Entries:
• • • •
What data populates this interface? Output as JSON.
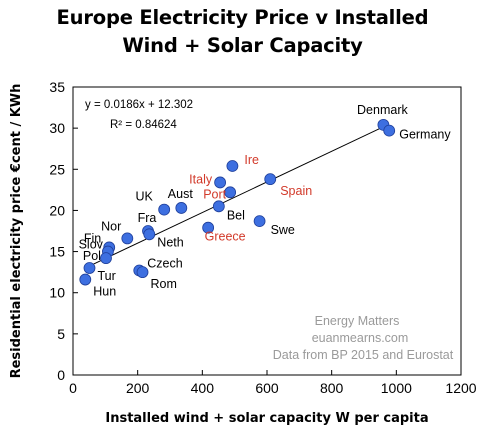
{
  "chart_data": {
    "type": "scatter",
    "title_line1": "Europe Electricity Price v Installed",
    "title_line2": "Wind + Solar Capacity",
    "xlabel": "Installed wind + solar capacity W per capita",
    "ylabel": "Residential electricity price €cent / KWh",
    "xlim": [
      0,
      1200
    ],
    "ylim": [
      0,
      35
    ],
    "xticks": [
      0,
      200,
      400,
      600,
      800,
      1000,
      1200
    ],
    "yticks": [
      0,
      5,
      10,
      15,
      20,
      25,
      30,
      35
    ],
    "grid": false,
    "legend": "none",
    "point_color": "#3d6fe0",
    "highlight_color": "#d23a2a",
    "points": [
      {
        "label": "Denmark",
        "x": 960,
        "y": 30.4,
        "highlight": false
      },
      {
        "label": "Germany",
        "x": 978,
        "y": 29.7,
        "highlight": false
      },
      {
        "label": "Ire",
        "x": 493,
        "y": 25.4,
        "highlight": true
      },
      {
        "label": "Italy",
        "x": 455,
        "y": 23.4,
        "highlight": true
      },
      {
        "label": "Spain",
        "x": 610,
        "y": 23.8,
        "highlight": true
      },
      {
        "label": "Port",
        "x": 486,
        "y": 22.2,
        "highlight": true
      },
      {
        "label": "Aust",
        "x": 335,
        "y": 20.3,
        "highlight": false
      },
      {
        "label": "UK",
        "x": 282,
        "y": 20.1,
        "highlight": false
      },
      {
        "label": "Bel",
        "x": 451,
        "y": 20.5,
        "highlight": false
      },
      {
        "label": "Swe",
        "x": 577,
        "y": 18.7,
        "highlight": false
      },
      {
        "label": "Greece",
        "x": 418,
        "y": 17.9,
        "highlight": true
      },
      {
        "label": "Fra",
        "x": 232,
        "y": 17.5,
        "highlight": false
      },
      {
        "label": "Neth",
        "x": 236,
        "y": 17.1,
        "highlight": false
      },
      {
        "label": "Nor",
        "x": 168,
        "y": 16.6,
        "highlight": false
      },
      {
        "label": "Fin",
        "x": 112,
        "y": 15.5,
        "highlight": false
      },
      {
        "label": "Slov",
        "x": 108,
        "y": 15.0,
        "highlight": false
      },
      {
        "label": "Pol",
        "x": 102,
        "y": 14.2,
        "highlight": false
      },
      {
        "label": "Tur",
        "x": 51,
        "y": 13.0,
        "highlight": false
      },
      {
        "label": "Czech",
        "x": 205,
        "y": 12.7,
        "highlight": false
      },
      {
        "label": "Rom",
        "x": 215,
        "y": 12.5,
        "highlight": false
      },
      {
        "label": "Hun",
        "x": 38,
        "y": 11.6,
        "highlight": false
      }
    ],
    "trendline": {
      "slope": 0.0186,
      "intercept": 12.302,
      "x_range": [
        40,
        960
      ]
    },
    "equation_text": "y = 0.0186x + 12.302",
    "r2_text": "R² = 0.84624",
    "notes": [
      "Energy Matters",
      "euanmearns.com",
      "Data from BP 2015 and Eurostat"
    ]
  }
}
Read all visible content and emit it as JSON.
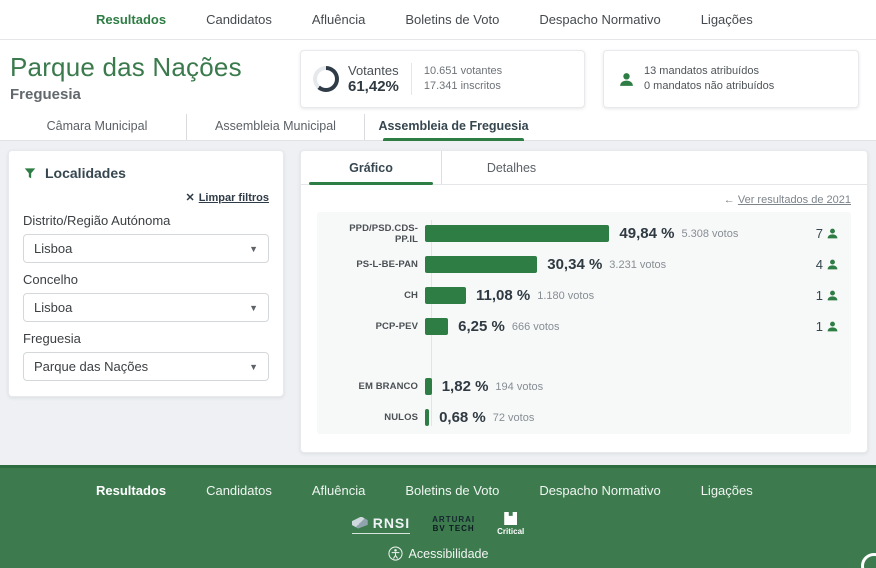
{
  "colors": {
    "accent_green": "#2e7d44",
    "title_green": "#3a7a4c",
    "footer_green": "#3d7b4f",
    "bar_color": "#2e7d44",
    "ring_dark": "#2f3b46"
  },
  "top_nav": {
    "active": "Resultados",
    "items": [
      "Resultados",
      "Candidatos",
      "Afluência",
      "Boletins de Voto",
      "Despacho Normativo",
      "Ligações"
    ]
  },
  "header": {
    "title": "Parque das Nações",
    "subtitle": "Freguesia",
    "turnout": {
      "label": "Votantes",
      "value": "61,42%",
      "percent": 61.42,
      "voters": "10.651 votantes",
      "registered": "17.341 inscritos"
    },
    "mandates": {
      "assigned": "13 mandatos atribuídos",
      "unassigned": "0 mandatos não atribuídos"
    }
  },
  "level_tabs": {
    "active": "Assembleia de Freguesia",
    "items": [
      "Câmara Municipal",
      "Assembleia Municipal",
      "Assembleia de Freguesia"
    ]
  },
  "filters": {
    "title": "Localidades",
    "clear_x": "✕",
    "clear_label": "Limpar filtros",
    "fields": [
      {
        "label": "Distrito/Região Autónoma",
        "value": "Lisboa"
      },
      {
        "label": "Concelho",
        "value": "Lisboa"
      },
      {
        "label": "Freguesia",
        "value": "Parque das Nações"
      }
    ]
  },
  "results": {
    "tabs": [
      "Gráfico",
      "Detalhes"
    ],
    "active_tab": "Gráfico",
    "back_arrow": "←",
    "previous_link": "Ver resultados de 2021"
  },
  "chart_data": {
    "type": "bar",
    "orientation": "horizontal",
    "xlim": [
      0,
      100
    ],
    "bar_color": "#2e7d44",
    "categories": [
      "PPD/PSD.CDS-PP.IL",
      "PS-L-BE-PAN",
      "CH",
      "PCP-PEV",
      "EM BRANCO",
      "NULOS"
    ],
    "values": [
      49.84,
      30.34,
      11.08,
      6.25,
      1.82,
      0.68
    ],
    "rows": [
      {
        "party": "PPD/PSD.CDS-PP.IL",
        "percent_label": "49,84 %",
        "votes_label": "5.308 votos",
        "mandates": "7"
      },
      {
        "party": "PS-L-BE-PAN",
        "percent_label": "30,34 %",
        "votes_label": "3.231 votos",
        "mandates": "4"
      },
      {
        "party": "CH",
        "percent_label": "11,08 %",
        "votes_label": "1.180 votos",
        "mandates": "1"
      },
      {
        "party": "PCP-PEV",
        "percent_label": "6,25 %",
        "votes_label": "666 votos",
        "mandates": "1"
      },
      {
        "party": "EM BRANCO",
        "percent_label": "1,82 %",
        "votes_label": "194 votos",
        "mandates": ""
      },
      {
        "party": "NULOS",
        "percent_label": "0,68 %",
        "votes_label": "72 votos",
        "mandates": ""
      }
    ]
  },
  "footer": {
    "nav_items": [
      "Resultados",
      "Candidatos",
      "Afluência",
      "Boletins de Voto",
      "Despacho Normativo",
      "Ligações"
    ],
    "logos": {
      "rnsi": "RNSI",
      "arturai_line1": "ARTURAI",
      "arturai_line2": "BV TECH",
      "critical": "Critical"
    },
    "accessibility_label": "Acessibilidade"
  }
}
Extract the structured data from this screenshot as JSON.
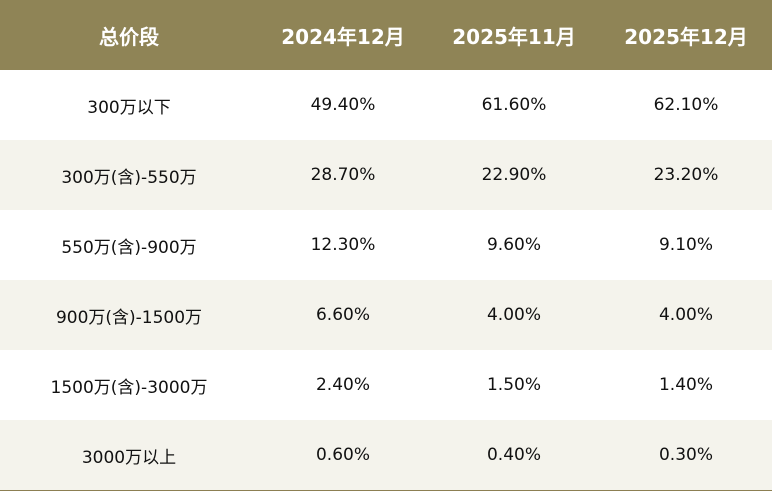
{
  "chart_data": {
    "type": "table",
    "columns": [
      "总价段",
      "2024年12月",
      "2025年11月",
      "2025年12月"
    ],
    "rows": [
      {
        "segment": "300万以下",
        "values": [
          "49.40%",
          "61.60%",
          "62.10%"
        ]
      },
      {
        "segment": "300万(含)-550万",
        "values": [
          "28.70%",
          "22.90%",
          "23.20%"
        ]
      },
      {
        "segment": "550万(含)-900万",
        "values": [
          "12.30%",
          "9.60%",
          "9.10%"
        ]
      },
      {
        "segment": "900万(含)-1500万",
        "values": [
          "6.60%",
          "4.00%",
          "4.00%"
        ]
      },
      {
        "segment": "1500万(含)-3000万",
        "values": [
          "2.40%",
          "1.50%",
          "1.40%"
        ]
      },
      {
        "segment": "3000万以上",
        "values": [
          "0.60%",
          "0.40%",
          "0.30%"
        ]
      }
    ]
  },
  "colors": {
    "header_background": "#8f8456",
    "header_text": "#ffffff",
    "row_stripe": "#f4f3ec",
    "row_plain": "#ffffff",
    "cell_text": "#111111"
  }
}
• • • •
What the task asks:
Write out all the records again, exactly, minus any pictures.

Response for this exercise:
What data populates this interface? Output as JSON.
{
  "chart_data": {
    "type": "scatter",
    "title_line1": "Europe Electricity Price v Installed",
    "title_line2": "Wind + Solar Capacity",
    "xlabel": "Installed wind + solar capacity W per capita",
    "ylabel": "Residential electricity price €cent / KWh",
    "xlim": [
      0,
      1200
    ],
    "ylim": [
      0,
      35
    ],
    "xticks": [
      0,
      200,
      400,
      600,
      800,
      1000,
      1200
    ],
    "yticks": [
      0,
      5,
      10,
      15,
      20,
      25,
      30,
      35
    ],
    "grid": false,
    "legend": "none",
    "point_color": "#3d6fe0",
    "highlight_color": "#d23a2a",
    "points": [
      {
        "label": "Denmark",
        "x": 960,
        "y": 30.4,
        "highlight": false
      },
      {
        "label": "Germany",
        "x": 978,
        "y": 29.7,
        "highlight": false
      },
      {
        "label": "Ire",
        "x": 493,
        "y": 25.4,
        "highlight": true
      },
      {
        "label": "Italy",
        "x": 455,
        "y": 23.4,
        "highlight": true
      },
      {
        "label": "Spain",
        "x": 610,
        "y": 23.8,
        "highlight": true
      },
      {
        "label": "Port",
        "x": 486,
        "y": 22.2,
        "highlight": true
      },
      {
        "label": "Aust",
        "x": 335,
        "y": 20.3,
        "highlight": false
      },
      {
        "label": "UK",
        "x": 282,
        "y": 20.1,
        "highlight": false
      },
      {
        "label": "Bel",
        "x": 451,
        "y": 20.5,
        "highlight": false
      },
      {
        "label": "Swe",
        "x": 577,
        "y": 18.7,
        "highlight": false
      },
      {
        "label": "Greece",
        "x": 418,
        "y": 17.9,
        "highlight": true
      },
      {
        "label": "Fra",
        "x": 232,
        "y": 17.5,
        "highlight": false
      },
      {
        "label": "Neth",
        "x": 236,
        "y": 17.1,
        "highlight": false
      },
      {
        "label": "Nor",
        "x": 168,
        "y": 16.6,
        "highlight": false
      },
      {
        "label": "Fin",
        "x": 112,
        "y": 15.5,
        "highlight": false
      },
      {
        "label": "Slov",
        "x": 108,
        "y": 15.0,
        "highlight": false
      },
      {
        "label": "Pol",
        "x": 102,
        "y": 14.2,
        "highlight": false
      },
      {
        "label": "Tur",
        "x": 51,
        "y": 13.0,
        "highlight": false
      },
      {
        "label": "Czech",
        "x": 205,
        "y": 12.7,
        "highlight": false
      },
      {
        "label": "Rom",
        "x": 215,
        "y": 12.5,
        "highlight": false
      },
      {
        "label": "Hun",
        "x": 38,
        "y": 11.6,
        "highlight": false
      }
    ],
    "trendline": {
      "slope": 0.0186,
      "intercept": 12.302,
      "x_range": [
        40,
        960
      ]
    },
    "equation_text": "y = 0.0186x + 12.302",
    "r2_text": "R² = 0.84624",
    "notes": [
      "Energy Matters",
      "euanmearns.com",
      "Data from BP 2015 and Eurostat"
    ]
  }
}
Read all visible content and emit it as JSON.
{
  "colors": {
    "accent_green": "#2e7d44",
    "title_green": "#3a7a4c",
    "footer_green": "#3d7b4f",
    "bar_color": "#2e7d44",
    "ring_dark": "#2f3b46"
  },
  "top_nav": {
    "active": "Resultados",
    "items": [
      "Resultados",
      "Candidatos",
      "Afluência",
      "Boletins de Voto",
      "Despacho Normativo",
      "Ligações"
    ]
  },
  "header": {
    "title": "Parque das Nações",
    "subtitle": "Freguesia",
    "turnout": {
      "label": "Votantes",
      "value": "61,42%",
      "percent": 61.42,
      "voters": "10.651 votantes",
      "registered": "17.341 inscritos"
    },
    "mandates": {
      "assigned": "13 mandatos atribuídos",
      "unassigned": "0 mandatos não atribuídos"
    }
  },
  "level_tabs": {
    "active": "Assembleia de Freguesia",
    "items": [
      "Câmara Municipal",
      "Assembleia Municipal",
      "Assembleia de Freguesia"
    ]
  },
  "filters": {
    "title": "Localidades",
    "clear_x": "✕",
    "clear_label": "Limpar filtros",
    "fields": [
      {
        "label": "Distrito/Região Autónoma",
        "value": "Lisboa"
      },
      {
        "label": "Concelho",
        "value": "Lisboa"
      },
      {
        "label": "Freguesia",
        "value": "Parque das Nações"
      }
    ]
  },
  "results": {
    "tabs": [
      "Gráfico",
      "Detalhes"
    ],
    "active_tab": "Gráfico",
    "back_arrow": "←",
    "previous_link": "Ver resultados de 2021"
  },
  "chart_data": {
    "type": "bar",
    "orientation": "horizontal",
    "xlim": [
      0,
      100
    ],
    "bar_color": "#2e7d44",
    "categories": [
      "PPD/PSD.CDS-PP.IL",
      "PS-L-BE-PAN",
      "CH",
      "PCP-PEV",
      "EM BRANCO",
      "NULOS"
    ],
    "values": [
      49.84,
      30.34,
      11.08,
      6.25,
      1.82,
      0.68
    ],
    "rows": [
      {
        "party": "PPD/PSD.CDS-PP.IL",
        "percent_label": "49,84 %",
        "votes_label": "5.308 votos",
        "mandates": "7"
      },
      {
        "party": "PS-L-BE-PAN",
        "percent_label": "30,34 %",
        "votes_label": "3.231 votos",
        "mandates": "4"
      },
      {
        "party": "CH",
        "percent_label": "11,08 %",
        "votes_label": "1.180 votos",
        "mandates": "1"
      },
      {
        "party": "PCP-PEV",
        "percent_label": "6,25 %",
        "votes_label": "666 votos",
        "mandates": "1"
      },
      {
        "party": "EM BRANCO",
        "percent_label": "1,82 %",
        "votes_label": "194 votos",
        "mandates": ""
      },
      {
        "party": "NULOS",
        "percent_label": "0,68 %",
        "votes_label": "72 votos",
        "mandates": ""
      }
    ]
  },
  "footer": {
    "nav_items": [
      "Resultados",
      "Candidatos",
      "Afluência",
      "Boletins de Voto",
      "Despacho Normativo",
      "Ligações"
    ],
    "logos": {
      "rnsi": "RNSI",
      "arturai_line1": "ARTURAI",
      "arturai_line2": "BV TECH",
      "critical": "Critical"
    },
    "accessibility_label": "Acessibilidade"
  }
}
Extract the structured data from this screenshot as JSON.
{
  "chart_data": {
    "type": "table",
    "columns": [
      "总价段",
      "2024年12月",
      "2025年11月",
      "2025年12月"
    ],
    "rows": [
      {
        "segment": "300万以下",
        "values": [
          "49.40%",
          "61.60%",
          "62.10%"
        ]
      },
      {
        "segment": "300万(含)-550万",
        "values": [
          "28.70%",
          "22.90%",
          "23.20%"
        ]
      },
      {
        "segment": "550万(含)-900万",
        "values": [
          "12.30%",
          "9.60%",
          "9.10%"
        ]
      },
      {
        "segment": "900万(含)-1500万",
        "values": [
          "6.60%",
          "4.00%",
          "4.00%"
        ]
      },
      {
        "segment": "1500万(含)-3000万",
        "values": [
          "2.40%",
          "1.50%",
          "1.40%"
        ]
      },
      {
        "segment": "3000万以上",
        "values": [
          "0.60%",
          "0.40%",
          "0.30%"
        ]
      }
    ]
  },
  "colors": {
    "header_background": "#8f8456",
    "header_text": "#ffffff",
    "row_stripe": "#f4f3ec",
    "row_plain": "#ffffff",
    "cell_text": "#111111"
  }
}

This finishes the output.